## START RECORDS TO PROCESS

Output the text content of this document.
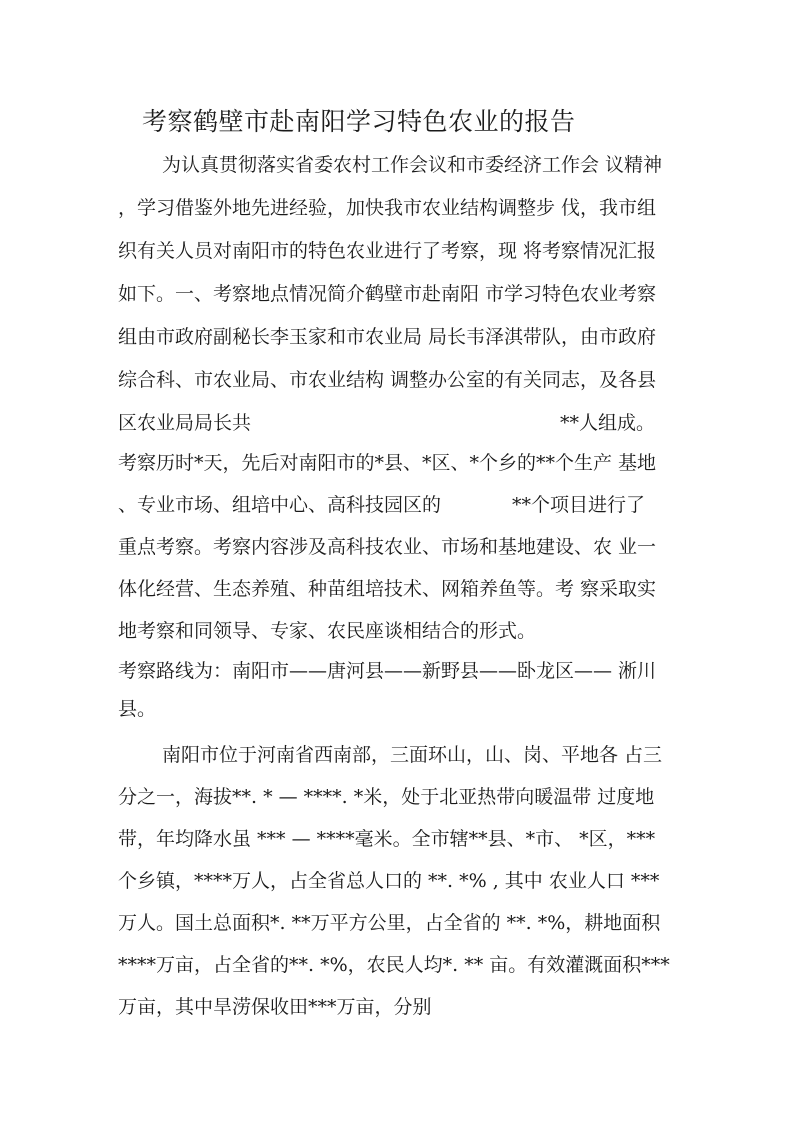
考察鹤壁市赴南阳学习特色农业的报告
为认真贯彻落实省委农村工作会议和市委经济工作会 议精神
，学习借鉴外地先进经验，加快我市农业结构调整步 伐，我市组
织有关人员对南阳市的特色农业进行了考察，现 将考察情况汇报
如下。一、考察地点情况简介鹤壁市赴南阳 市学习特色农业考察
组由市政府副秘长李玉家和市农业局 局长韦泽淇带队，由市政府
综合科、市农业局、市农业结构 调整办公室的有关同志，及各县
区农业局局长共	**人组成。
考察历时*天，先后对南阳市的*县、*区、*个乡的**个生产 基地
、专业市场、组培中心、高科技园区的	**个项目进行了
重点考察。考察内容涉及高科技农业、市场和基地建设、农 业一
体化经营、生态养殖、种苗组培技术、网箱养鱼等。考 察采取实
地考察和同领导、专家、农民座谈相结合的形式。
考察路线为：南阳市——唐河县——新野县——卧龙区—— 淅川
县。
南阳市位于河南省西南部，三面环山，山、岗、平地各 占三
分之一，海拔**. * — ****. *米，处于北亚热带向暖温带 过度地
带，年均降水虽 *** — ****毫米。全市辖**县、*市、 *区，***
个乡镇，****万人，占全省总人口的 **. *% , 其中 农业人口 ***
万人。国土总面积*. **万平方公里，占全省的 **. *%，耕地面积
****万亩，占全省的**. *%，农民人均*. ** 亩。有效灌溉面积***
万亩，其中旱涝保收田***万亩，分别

## END RECORDS TO PROCESS

◆ WORK TO DO ◆
Pick out and copy the lines of the entries that hold the string "占全省的".

◆ REPLY TO THE EXERCISE ◆
万人。国土总面积*. **万平方公里，占全省的 **. *%，耕地面积
****万亩，占全省的**. *%，农民人均*. ** 亩。有效灌溉面积***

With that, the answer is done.